- **SHORT EXERCISE**:
Only a number is wanted: how many lines in the listing contain the word "BWHIST"?

--- EXERCISE INPUTS ---

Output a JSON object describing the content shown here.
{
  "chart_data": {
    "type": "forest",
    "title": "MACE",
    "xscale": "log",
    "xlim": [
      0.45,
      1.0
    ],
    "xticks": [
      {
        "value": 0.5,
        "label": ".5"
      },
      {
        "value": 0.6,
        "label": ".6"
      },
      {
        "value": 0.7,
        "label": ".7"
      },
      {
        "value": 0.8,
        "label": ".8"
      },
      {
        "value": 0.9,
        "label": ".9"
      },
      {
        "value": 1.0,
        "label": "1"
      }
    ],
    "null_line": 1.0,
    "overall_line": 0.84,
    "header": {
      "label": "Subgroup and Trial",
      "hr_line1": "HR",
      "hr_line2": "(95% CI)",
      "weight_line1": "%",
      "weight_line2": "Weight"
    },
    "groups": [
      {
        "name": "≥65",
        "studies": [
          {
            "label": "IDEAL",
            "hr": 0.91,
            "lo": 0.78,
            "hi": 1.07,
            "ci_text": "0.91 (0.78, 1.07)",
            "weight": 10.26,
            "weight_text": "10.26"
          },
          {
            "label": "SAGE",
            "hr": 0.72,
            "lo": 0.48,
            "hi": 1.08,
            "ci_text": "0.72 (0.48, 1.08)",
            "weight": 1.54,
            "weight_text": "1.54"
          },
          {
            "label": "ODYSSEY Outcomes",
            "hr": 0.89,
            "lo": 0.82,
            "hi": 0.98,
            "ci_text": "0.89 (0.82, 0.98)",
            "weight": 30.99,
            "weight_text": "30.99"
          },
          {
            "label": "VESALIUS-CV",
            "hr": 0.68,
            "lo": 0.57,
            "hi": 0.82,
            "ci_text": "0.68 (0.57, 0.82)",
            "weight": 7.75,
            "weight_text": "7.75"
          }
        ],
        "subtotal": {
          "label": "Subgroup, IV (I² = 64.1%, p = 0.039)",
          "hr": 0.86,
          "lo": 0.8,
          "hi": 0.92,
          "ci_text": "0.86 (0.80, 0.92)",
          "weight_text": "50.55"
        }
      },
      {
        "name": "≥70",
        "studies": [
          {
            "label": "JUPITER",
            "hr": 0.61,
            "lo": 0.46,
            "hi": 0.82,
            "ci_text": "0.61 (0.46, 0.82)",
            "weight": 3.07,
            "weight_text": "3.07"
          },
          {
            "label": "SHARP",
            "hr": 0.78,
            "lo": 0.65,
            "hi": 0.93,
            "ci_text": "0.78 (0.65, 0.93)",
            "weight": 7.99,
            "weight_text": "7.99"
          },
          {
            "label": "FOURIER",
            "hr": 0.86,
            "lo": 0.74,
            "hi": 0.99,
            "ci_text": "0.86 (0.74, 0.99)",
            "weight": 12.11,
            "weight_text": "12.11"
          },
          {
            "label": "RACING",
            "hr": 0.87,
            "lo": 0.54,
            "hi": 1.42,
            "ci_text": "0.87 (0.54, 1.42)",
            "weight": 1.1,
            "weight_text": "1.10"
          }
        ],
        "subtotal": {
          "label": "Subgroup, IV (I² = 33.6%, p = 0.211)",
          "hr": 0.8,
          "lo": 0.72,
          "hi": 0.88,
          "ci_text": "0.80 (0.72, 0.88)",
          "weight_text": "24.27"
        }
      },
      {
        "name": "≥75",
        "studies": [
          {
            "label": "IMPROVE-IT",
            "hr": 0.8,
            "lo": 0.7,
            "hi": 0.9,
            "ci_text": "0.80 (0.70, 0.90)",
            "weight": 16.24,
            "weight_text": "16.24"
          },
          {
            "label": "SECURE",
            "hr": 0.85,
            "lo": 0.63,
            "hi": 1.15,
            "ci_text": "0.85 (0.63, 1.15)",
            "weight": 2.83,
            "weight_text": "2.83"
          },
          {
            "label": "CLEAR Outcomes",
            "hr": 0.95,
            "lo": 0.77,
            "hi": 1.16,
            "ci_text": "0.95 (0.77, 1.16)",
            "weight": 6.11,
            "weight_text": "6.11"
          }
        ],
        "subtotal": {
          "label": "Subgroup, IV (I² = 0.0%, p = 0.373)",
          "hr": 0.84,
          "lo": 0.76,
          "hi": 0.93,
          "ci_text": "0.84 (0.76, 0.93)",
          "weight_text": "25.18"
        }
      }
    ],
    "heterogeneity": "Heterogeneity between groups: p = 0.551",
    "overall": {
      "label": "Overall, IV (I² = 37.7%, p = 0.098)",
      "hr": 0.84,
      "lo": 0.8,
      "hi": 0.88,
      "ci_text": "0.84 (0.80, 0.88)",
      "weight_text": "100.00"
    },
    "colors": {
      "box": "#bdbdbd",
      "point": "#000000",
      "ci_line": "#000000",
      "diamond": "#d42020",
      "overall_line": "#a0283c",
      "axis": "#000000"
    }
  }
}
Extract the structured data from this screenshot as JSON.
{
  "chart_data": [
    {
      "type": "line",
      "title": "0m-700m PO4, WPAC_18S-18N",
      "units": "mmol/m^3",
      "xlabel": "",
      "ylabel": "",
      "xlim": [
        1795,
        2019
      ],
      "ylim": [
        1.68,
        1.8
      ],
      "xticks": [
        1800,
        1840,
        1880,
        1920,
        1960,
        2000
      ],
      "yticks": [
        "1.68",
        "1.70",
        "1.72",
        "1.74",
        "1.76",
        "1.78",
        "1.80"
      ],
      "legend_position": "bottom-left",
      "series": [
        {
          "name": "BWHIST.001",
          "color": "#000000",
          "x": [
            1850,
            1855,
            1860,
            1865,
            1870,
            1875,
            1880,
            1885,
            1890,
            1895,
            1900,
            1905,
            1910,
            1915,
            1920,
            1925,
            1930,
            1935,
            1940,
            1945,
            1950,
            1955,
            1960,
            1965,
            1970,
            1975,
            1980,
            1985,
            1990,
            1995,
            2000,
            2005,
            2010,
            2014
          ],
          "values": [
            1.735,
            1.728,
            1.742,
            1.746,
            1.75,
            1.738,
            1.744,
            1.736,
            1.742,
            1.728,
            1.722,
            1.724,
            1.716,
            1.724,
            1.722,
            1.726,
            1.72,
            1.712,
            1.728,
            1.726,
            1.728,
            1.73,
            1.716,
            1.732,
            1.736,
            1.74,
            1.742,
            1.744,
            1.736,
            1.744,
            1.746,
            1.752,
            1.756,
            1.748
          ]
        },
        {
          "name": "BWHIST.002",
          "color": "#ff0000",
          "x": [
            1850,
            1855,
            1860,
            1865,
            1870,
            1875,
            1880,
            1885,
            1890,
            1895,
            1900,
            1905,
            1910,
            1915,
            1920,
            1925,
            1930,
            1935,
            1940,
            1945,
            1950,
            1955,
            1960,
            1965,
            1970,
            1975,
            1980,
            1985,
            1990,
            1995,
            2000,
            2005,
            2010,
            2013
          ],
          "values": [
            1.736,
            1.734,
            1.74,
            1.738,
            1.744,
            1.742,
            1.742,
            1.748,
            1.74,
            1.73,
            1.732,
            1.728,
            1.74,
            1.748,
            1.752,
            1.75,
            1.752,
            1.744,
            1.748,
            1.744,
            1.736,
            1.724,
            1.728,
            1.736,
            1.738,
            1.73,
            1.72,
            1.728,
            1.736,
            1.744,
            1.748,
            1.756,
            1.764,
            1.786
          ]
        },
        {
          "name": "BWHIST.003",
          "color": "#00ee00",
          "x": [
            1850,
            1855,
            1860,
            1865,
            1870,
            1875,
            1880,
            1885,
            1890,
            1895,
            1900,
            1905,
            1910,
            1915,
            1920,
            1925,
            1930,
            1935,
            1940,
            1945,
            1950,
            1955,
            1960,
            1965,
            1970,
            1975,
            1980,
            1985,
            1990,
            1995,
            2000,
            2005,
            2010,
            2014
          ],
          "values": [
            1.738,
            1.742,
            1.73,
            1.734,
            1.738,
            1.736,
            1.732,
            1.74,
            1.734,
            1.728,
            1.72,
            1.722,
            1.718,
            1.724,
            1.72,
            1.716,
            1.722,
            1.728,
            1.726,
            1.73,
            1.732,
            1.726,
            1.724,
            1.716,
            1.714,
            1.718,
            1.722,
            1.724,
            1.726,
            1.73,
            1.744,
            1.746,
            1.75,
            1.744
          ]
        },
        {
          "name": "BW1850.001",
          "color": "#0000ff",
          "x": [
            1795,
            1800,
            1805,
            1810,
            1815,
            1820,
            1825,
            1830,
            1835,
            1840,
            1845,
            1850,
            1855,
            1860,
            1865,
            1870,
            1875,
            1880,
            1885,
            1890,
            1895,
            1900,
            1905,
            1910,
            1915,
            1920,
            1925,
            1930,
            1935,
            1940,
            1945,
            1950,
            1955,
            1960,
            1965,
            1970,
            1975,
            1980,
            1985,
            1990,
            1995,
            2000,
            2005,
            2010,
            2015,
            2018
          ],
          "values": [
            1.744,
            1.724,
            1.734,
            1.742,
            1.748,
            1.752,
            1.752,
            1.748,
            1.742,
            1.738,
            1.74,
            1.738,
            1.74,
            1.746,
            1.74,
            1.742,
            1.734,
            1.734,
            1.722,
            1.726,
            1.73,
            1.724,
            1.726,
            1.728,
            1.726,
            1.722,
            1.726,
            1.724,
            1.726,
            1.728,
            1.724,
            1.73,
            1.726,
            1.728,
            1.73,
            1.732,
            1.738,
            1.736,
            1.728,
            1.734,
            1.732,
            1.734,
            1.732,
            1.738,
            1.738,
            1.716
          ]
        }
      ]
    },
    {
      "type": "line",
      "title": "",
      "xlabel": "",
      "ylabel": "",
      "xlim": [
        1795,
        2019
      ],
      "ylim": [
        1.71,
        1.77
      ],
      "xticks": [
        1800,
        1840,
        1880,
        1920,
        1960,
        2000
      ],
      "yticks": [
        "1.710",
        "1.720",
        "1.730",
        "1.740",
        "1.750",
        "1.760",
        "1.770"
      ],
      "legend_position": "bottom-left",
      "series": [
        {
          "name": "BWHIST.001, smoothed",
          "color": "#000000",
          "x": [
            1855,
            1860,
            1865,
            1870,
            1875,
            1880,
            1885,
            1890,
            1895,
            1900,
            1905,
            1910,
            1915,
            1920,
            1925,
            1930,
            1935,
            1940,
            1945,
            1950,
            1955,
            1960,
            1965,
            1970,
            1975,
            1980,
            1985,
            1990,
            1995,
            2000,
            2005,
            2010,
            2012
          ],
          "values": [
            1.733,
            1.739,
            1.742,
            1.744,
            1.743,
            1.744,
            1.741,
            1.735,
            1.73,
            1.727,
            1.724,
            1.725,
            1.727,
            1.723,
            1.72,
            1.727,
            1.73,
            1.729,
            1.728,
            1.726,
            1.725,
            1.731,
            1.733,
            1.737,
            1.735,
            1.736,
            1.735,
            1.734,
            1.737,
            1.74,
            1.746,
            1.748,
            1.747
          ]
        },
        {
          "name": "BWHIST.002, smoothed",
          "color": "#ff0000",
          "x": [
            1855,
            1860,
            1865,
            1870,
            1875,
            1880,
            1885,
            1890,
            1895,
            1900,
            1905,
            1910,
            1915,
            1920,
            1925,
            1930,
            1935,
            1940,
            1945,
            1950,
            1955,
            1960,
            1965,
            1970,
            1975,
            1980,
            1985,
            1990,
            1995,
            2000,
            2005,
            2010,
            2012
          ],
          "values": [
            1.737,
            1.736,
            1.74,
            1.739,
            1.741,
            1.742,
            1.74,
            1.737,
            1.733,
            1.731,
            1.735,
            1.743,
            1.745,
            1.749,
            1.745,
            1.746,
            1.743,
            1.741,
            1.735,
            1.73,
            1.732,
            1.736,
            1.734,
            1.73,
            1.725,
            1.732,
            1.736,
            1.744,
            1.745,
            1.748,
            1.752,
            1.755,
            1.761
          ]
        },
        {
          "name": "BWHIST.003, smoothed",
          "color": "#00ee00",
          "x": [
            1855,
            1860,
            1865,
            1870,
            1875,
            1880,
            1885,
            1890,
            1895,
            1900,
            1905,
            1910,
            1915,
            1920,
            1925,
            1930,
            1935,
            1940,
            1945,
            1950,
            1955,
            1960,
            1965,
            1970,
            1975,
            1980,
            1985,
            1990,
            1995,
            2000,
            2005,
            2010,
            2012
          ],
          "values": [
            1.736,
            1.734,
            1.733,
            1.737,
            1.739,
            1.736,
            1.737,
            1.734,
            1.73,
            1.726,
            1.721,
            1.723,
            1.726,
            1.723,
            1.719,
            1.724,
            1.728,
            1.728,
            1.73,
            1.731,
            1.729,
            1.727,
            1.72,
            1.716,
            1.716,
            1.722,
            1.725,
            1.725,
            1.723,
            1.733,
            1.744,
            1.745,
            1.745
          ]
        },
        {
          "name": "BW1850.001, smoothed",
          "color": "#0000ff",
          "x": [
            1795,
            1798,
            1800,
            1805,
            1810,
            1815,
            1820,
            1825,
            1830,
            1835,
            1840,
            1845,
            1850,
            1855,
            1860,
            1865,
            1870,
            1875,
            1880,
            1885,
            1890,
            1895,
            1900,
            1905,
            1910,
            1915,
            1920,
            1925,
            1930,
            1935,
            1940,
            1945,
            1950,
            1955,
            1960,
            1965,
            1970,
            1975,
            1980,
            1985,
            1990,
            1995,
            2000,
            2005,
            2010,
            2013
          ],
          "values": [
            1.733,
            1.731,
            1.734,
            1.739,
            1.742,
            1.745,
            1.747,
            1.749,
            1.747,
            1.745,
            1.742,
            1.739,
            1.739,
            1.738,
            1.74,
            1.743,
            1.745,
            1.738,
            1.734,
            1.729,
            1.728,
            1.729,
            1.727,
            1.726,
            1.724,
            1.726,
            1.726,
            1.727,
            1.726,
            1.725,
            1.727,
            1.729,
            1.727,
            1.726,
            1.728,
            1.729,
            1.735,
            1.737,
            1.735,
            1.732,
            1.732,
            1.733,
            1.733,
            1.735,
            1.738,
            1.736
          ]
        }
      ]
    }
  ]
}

---

- **THE RESULT**:
6